→ Supplied passage
Miltary Confirms Surge in Airstrikes.
U.S. airstrikes in Iraq have surged this fall, jumping to nearly five times the average monthly rate earlier in the year, according to U.S. military figures. Until the end of August, U.S. warplanes were conducting about 25 strikes a month. The number rose to 62 in September, then to 122 in October and 120 in November. Several U.S. officers involved in operations in Iraq attributed much of the increase to a series of ground offensives in western Anbar province. Those offensives, conducted by U.S. Marines and Iraqi forces, were aimed at clearing foreign fighters and other insurgents from the Euphrates River Valley and establishing Iraqi control over the Syrian border area.
But Air Force Maj. Gen. Allen G. Peck, deputy commander of the U.S. air operations center in the region, said the higher strike numbers also reflected more aggressive military operations in other parts of Iraq that were undertaken to improve security for last week's national elections.
With the Pentagon preparing to reduce the level of U.S. ground forces in Iraq next year, some defense experts have speculated that U.S. airpower will be used more intensively to support operations by Iraq's fledgling security forces and protect U.S. advisers embedded with them. Indeed, American commanders have said that U.S. air forces in the region will not be drawn down as quickly as ground forces. (Has anybody asked the Iraqi people if they want more bombs dropped on their country? – Susan)
THE TRAGEDY OF IRAQ:
Not Appropriate for Human Use.
All our agonies you may at least have an idea about from the media. But today I am going to talk about something may be the media did not focus onto, it's about the bad sources of goods in the markets, without quality control. Almost everything in the market is from the cheapest sources, but with expensive prices, the most dangerous thing is the food & medications' types.
As I am a functionary in the medical field (She is a dentist.- Susan) we know the kinds of food stuffs that are not appropriate for human use …some of them are carcinogenic but are available in the markets since a long time, without any attention from the government toward that important issue, others (like gums) cause sterility because of the high amount of hormones in it, as well as a long list of baby milk, chips, cans food that cause gastric disturbances, we get official laboratory reports from the ministry of health about the list of the unhealthy food stuff in the markets but without any important steps to stop it's usage.
About medications it's another tragedy, imagine the patient with hypertension or diabetes, and take inactive medicine. I used many types of antipyretics to reduce Miriam's temperature (her daughter – Susan) during her illness, but many of them were inactive, I hope they were not harmful as well ….the analgesics, antibiotics all can be inactive or harmful, as once the doctor prescribed erythromycin syrup to Miriam , she told me that the medicine smelled bad , I tested it , it was septic. My daughters & I are asthmatic, we always need to use bronchodilator inhalers, but they are not effective at all, and test so bad….may Allah be with the Iraqi patients.

→ Data extracts
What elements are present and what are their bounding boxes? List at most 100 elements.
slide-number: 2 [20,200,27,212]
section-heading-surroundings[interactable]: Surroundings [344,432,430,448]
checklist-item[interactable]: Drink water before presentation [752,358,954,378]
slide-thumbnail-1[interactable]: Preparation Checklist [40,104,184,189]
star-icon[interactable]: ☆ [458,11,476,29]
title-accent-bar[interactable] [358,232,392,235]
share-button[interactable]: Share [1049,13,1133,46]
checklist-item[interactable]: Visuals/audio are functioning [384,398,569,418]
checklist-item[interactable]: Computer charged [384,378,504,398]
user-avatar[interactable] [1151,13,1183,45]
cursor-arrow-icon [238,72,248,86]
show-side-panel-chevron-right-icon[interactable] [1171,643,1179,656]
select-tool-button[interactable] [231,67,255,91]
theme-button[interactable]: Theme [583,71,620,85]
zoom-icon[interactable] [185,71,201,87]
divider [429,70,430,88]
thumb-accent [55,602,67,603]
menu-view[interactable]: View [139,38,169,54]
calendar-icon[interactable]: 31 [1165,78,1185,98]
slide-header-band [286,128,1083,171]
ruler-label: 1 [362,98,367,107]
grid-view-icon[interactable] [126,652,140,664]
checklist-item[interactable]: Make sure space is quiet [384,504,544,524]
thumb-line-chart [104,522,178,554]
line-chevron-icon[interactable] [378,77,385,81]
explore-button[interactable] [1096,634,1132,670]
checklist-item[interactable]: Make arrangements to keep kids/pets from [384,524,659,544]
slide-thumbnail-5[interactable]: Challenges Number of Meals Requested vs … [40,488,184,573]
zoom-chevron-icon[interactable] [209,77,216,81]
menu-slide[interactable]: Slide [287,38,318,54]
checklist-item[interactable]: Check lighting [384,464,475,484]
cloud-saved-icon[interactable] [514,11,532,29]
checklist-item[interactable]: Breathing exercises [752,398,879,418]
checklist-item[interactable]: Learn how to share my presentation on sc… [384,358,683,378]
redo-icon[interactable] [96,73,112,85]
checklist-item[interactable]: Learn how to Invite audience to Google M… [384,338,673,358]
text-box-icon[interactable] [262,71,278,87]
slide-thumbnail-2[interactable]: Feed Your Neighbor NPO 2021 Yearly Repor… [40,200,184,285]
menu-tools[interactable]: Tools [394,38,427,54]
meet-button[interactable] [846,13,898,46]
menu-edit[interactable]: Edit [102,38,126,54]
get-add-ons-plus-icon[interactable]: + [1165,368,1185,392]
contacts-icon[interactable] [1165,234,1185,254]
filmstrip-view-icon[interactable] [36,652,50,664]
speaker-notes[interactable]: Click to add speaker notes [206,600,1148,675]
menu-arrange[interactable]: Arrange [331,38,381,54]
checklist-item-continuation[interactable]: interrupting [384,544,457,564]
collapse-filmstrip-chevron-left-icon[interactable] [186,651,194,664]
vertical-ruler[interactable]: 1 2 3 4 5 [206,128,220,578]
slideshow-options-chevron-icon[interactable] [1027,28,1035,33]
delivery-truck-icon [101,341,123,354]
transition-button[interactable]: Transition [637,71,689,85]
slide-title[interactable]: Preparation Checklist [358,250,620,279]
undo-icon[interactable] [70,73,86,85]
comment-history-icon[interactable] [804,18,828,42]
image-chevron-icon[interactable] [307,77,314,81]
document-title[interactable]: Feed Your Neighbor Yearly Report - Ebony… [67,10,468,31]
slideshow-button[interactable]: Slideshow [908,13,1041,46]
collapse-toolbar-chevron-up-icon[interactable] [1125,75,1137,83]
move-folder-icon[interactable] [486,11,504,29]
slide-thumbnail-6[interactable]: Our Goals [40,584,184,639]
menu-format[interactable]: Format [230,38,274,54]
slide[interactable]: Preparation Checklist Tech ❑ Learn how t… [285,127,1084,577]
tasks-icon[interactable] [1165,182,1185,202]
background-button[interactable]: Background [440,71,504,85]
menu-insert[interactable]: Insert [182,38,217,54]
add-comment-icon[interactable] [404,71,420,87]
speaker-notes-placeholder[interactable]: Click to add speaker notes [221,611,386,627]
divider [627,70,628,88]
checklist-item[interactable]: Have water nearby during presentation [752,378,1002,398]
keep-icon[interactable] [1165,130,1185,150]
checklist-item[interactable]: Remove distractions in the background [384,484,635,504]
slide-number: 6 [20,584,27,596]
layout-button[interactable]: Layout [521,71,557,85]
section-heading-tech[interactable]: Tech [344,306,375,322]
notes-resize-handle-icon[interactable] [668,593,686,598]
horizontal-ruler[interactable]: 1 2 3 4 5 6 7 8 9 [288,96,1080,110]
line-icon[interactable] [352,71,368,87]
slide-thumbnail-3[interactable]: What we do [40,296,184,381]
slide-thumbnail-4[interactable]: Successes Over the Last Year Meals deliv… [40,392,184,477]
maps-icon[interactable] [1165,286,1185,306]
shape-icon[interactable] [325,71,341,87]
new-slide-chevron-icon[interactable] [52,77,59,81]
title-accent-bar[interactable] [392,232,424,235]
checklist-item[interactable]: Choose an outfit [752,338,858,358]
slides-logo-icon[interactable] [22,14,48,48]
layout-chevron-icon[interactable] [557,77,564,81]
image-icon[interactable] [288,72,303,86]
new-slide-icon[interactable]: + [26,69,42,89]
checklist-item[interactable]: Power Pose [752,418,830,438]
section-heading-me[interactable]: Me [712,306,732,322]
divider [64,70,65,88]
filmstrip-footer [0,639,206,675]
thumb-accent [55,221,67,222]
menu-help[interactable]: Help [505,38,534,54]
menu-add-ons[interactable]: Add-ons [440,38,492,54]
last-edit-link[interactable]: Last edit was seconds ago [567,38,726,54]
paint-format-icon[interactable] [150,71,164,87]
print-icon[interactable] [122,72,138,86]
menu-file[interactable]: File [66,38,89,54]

→ Work instruction
Extract the portion of the Iraq passage between "With the Pentagon" and "country? – Susan)", inclusive, copying it word for word.

→ Solution
With the Pentagon preparing to reduce the level of U.S. ground forces in Iraq next year, some defense experts have speculated that U.S. airpower will be used more intensively to support operations by Iraq's fledgling security forces and protect U.S. advisers embedded with them. Indeed, American commanders have said that U.S. air forces in the region will not be drawn down as quickly as ground forces. (Has anybody asked the Iraqi people if they want more bombs dropped on their country? – Susan)